(Dataset records)
===============
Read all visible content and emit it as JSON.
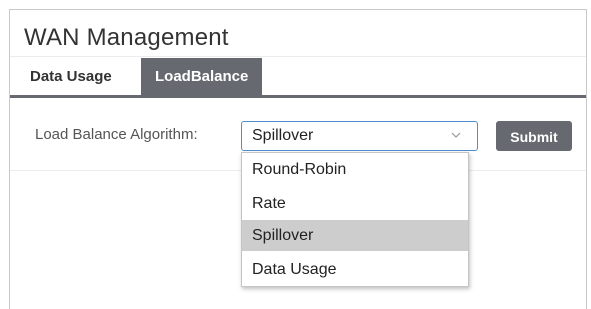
{
  "page": {
    "title": "WAN Management"
  },
  "tabs": [
    {
      "label": "Data Usage",
      "active": false
    },
    {
      "label": "LoadBalance",
      "active": true
    }
  ],
  "form": {
    "algorithm_label": "Load Balance Algorithm:",
    "algorithm_value": "Spillover",
    "submit_label": "Submit"
  },
  "dropdown": {
    "options": [
      "Round-Robin",
      "Rate",
      "Spillover",
      "Data Usage"
    ],
    "highlighted": "Spillover"
  },
  "icons": {
    "select_arrow": "chevron-down-icon"
  },
  "colors": {
    "tab_active_bg": "#666a70",
    "select_border": "#4f8dd1",
    "option_highlight": "#cdcdcd"
  }
}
===============
Filter the records above for lines containing the word "Spillover", and copy those lines.

Output for this exercise:
    "algorithm_value": "Spillover",
      "Spillover",
    "highlighted": "Spillover"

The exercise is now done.